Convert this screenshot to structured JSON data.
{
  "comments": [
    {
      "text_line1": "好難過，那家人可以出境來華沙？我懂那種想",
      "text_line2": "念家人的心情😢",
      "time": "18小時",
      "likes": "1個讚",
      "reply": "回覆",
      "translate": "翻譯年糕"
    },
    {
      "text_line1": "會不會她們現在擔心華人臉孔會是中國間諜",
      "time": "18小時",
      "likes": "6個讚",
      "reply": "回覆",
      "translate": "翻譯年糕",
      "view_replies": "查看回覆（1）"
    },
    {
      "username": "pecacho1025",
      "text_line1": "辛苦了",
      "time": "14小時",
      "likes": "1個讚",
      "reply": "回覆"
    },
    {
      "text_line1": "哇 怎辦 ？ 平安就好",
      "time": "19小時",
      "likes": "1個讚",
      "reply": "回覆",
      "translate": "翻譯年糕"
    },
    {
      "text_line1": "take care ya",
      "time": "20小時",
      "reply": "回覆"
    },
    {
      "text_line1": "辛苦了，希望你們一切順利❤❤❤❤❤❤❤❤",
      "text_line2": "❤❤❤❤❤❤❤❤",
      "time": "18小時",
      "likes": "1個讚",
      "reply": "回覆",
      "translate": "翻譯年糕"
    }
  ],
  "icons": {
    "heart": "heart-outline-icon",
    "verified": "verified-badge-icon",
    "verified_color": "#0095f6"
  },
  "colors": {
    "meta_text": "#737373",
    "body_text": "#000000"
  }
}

What needs to be done: Set down the material above again, word for word.

The answer:
Convert this screenshot to structured JSON data.
{
  "comments": [
    {
      "text_line1": "好難過，那家人可以出境來華沙？我懂那種想",
      "text_line2": "念家人的心情😢",
      "time": "18小時",
      "likes": "1個讚",
      "reply": "回覆",
      "translate": "翻譯年糕"
    },
    {
      "text_line1": "會不會她們現在擔心華人臉孔會是中國間諜",
      "time": "18小時",
      "likes": "6個讚",
      "reply": "回覆",
      "translate": "翻譯年糕",
      "view_replies": "查看回覆（1）"
    },
    {
      "username": "pecacho1025",
      "text_line1": "辛苦了",
      "time": "14小時",
      "likes": "1個讚",
      "reply": "回覆"
    },
    {
      "text_line1": "哇 怎辦 ？ 平安就好",
      "time": "19小時",
      "likes": "1個讚",
      "reply": "回覆",
      "translate": "翻譯年糕"
    },
    {
      "text_line1": "take care ya",
      "time": "20小時",
      "reply": "回覆"
    },
    {
      "text_line1": "辛苦了，希望你們一切順利❤❤❤❤❤❤❤❤",
      "text_line2": "❤❤❤❤❤❤❤❤",
      "time": "18小時",
      "likes": "1個讚",
      "reply": "回覆",
      "translate": "翻譯年糕"
    }
  ],
  "icons": {
    "heart": "heart-outline-icon",
    "verified": "verified-badge-icon",
    "verified_color": "#0095f6"
  },
  "colors": {
    "meta_text": "#737373",
    "body_text": "#000000"
  }
}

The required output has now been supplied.